[start Data for processing]

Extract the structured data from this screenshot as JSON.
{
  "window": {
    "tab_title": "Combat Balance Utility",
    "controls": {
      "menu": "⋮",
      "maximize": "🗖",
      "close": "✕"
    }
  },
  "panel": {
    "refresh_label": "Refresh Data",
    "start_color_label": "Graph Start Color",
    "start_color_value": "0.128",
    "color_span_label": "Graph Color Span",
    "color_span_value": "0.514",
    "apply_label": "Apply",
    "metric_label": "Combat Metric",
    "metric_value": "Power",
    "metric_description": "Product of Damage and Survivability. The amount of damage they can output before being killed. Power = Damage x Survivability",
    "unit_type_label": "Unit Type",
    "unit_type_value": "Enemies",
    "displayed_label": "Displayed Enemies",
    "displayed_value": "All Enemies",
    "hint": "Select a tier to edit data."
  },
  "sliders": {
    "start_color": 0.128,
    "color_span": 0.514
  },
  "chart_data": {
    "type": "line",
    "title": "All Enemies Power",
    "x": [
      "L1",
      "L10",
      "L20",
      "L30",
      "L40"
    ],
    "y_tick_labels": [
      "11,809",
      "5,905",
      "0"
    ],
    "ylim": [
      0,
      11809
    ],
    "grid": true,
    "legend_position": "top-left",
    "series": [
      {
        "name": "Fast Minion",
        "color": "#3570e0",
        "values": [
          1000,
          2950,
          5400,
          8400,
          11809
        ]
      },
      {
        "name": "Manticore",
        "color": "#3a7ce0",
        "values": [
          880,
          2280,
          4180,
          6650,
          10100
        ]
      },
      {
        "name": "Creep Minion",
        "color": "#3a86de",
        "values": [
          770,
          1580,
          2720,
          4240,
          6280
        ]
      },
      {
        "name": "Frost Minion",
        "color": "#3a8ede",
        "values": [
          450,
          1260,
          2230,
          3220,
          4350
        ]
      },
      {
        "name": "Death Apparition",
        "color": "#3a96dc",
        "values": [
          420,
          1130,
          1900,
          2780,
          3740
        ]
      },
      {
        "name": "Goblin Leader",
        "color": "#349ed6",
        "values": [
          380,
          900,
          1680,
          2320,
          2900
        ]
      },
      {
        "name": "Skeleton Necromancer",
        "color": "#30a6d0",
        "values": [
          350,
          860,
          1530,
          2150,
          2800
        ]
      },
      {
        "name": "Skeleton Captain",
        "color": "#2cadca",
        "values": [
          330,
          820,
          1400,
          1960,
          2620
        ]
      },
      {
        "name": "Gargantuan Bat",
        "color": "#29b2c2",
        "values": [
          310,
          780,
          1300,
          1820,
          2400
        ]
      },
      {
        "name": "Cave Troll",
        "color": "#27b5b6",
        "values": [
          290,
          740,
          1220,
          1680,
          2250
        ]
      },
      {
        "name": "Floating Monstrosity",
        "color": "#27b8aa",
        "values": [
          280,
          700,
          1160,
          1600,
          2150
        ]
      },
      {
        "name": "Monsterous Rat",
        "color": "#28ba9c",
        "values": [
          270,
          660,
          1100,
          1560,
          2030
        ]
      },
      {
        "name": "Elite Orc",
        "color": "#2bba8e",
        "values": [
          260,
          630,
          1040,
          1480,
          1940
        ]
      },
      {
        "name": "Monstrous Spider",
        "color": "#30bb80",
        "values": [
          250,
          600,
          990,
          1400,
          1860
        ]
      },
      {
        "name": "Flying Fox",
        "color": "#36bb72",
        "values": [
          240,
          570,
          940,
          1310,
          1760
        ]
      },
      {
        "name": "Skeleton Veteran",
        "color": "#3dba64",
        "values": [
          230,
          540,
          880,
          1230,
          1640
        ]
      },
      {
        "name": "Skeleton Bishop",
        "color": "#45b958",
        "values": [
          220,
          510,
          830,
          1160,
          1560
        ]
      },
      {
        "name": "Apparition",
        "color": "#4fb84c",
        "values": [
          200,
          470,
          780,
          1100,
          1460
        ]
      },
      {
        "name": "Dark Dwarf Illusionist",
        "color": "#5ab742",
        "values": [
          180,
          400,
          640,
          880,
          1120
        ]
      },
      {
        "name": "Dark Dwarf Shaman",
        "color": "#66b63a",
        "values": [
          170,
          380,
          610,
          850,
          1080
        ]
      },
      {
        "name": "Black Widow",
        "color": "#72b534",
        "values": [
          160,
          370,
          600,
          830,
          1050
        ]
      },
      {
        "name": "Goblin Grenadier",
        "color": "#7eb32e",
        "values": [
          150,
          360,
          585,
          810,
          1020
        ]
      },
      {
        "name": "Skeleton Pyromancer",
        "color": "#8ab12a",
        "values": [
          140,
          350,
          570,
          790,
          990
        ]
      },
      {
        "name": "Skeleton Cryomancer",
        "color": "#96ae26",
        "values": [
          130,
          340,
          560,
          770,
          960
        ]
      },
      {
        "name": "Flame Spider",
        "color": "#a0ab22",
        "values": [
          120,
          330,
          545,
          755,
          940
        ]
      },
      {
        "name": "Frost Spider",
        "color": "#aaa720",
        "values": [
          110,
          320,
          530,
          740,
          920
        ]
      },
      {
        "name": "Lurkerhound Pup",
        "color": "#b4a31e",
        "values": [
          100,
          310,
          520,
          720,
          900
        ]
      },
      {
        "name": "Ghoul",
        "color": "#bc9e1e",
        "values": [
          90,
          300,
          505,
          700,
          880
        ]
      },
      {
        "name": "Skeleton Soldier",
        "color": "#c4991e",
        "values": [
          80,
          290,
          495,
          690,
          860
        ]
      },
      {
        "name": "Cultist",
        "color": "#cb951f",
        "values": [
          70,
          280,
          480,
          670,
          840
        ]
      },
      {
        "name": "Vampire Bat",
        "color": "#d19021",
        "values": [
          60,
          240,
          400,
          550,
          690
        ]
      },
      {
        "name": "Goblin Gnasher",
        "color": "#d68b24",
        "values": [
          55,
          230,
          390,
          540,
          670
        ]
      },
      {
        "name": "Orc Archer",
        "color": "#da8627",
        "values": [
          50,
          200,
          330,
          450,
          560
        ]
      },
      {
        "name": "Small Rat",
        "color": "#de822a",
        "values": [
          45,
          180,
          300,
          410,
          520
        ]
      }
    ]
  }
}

[end Data for processing]

## [What to do]
Repeat the listing exactly, from its first line to its last.

## [Solution]
Extract the structured data from this screenshot as JSON.
{
  "window": {
    "tab_title": "Combat Balance Utility",
    "controls": {
      "menu": "⋮",
      "maximize": "🗖",
      "close": "✕"
    }
  },
  "panel": {
    "refresh_label": "Refresh Data",
    "start_color_label": "Graph Start Color",
    "start_color_value": "0.128",
    "color_span_label": "Graph Color Span",
    "color_span_value": "0.514",
    "apply_label": "Apply",
    "metric_label": "Combat Metric",
    "metric_value": "Power",
    "metric_description": "Product of Damage and Survivability. The amount of damage they can output before being killed. Power = Damage x Survivability",
    "unit_type_label": "Unit Type",
    "unit_type_value": "Enemies",
    "displayed_label": "Displayed Enemies",
    "displayed_value": "All Enemies",
    "hint": "Select a tier to edit data."
  },
  "sliders": {
    "start_color": 0.128,
    "color_span": 0.514
  },
  "chart_data": {
    "type": "line",
    "title": "All Enemies Power",
    "x": [
      "L1",
      "L10",
      "L20",
      "L30",
      "L40"
    ],
    "y_tick_labels": [
      "11,809",
      "5,905",
      "0"
    ],
    "ylim": [
      0,
      11809
    ],
    "grid": true,
    "legend_position": "top-left",
    "series": [
      {
        "name": "Fast Minion",
        "color": "#3570e0",
        "values": [
          1000,
          2950,
          5400,
          8400,
          11809
        ]
      },
      {
        "name": "Manticore",
        "color": "#3a7ce0",
        "values": [
          880,
          2280,
          4180,
          6650,
          10100
        ]
      },
      {
        "name": "Creep Minion",
        "color": "#3a86de",
        "values": [
          770,
          1580,
          2720,
          4240,
          6280
        ]
      },
      {
        "name": "Frost Minion",
        "color": "#3a8ede",
        "values": [
          450,
          1260,
          2230,
          3220,
          4350
        ]
      },
      {
        "name": "Death Apparition",
        "color": "#3a96dc",
        "values": [
          420,
          1130,
          1900,
          2780,
          3740
        ]
      },
      {
        "name": "Goblin Leader",
        "color": "#349ed6",
        "values": [
          380,
          900,
          1680,
          2320,
          2900
        ]
      },
      {
        "name": "Skeleton Necromancer",
        "color": "#30a6d0",
        "values": [
          350,
          860,
          1530,
          2150,
          2800
        ]
      },
      {
        "name": "Skeleton Captain",
        "color": "#2cadca",
        "values": [
          330,
          820,
          1400,
          1960,
          2620
        ]
      },
      {
        "name": "Gargantuan Bat",
        "color": "#29b2c2",
        "values": [
          310,
          780,
          1300,
          1820,
          2400
        ]
      },
      {
        "name": "Cave Troll",
        "color": "#27b5b6",
        "values": [
          290,
          740,
          1220,
          1680,
          2250
        ]
      },
      {
        "name": "Floating Monstrosity",
        "color": "#27b8aa",
        "values": [
          280,
          700,
          1160,
          1600,
          2150
        ]
      },
      {
        "name": "Monsterous Rat",
        "color": "#28ba9c",
        "values": [
          270,
          660,
          1100,
          1560,
          2030
        ]
      },
      {
        "name": "Elite Orc",
        "color": "#2bba8e",
        "values": [
          260,
          630,
          1040,
          1480,
          1940
        ]
      },
      {
        "name": "Monstrous Spider",
        "color": "#30bb80",
        "values": [
          250,
          600,
          990,
          1400,
          1860
        ]
      },
      {
        "name": "Flying Fox",
        "color": "#36bb72",
        "values": [
          240,
          570,
          940,
          1310,
          1760
        ]
      },
      {
        "name": "Skeleton Veteran",
        "color": "#3dba64",
        "values": [
          230,
          540,
          880,
          1230,
          1640
        ]
      },
      {
        "name": "Skeleton Bishop",
        "color": "#45b958",
        "values": [
          220,
          510,
          830,
          1160,
          1560
        ]
      },
      {
        "name": "Apparition",
        "color": "#4fb84c",
        "values": [
          200,
          470,
          780,
          1100,
          1460
        ]
      },
      {
        "name": "Dark Dwarf Illusionist",
        "color": "#5ab742",
        "values": [
          180,
          400,
          640,
          880,
          1120
        ]
      },
      {
        "name": "Dark Dwarf Shaman",
        "color": "#66b63a",
        "values": [
          170,
          380,
          610,
          850,
          1080
        ]
      },
      {
        "name": "Black Widow",
        "color": "#72b534",
        "values": [
          160,
          370,
          600,
          830,
          1050
        ]
      },
      {
        "name": "Goblin Grenadier",
        "color": "#7eb32e",
        "values": [
          150,
          360,
          585,
          810,
          1020
        ]
      },
      {
        "name": "Skeleton Pyromancer",
        "color": "#8ab12a",
        "values": [
          140,
          350,
          570,
          790,
          990
        ]
      },
      {
        "name": "Skeleton Cryomancer",
        "color": "#96ae26",
        "values": [
          130,
          340,
          560,
          770,
          960
        ]
      },
      {
        "name": "Flame Spider",
        "color": "#a0ab22",
        "values": [
          120,
          330,
          545,
          755,
          940
        ]
      },
      {
        "name": "Frost Spider",
        "color": "#aaa720",
        "values": [
          110,
          320,
          530,
          740,
          920
        ]
      },
      {
        "name": "Lurkerhound Pup",
        "color": "#b4a31e",
        "values": [
          100,
          310,
          520,
          720,
          900
        ]
      },
      {
        "name": "Ghoul",
        "color": "#bc9e1e",
        "values": [
          90,
          300,
          505,
          700,
          880
        ]
      },
      {
        "name": "Skeleton Soldier",
        "color": "#c4991e",
        "values": [
          80,
          290,
          495,
          690,
          860
        ]
      },
      {
        "name": "Cultist",
        "color": "#cb951f",
        "values": [
          70,
          280,
          480,
          670,
          840
        ]
      },
      {
        "name": "Vampire Bat",
        "color": "#d19021",
        "values": [
          60,
          240,
          400,
          550,
          690
        ]
      },
      {
        "name": "Goblin Gnasher",
        "color": "#d68b24",
        "values": [
          55,
          230,
          390,
          540,
          670
        ]
      },
      {
        "name": "Orc Archer",
        "color": "#da8627",
        "values": [
          50,
          200,
          330,
          450,
          560
        ]
      },
      {
        "name": "Small Rat",
        "color": "#de822a",
        "values": [
          45,
          180,
          300,
          410,
          520
        ]
      }
    ]
  }
}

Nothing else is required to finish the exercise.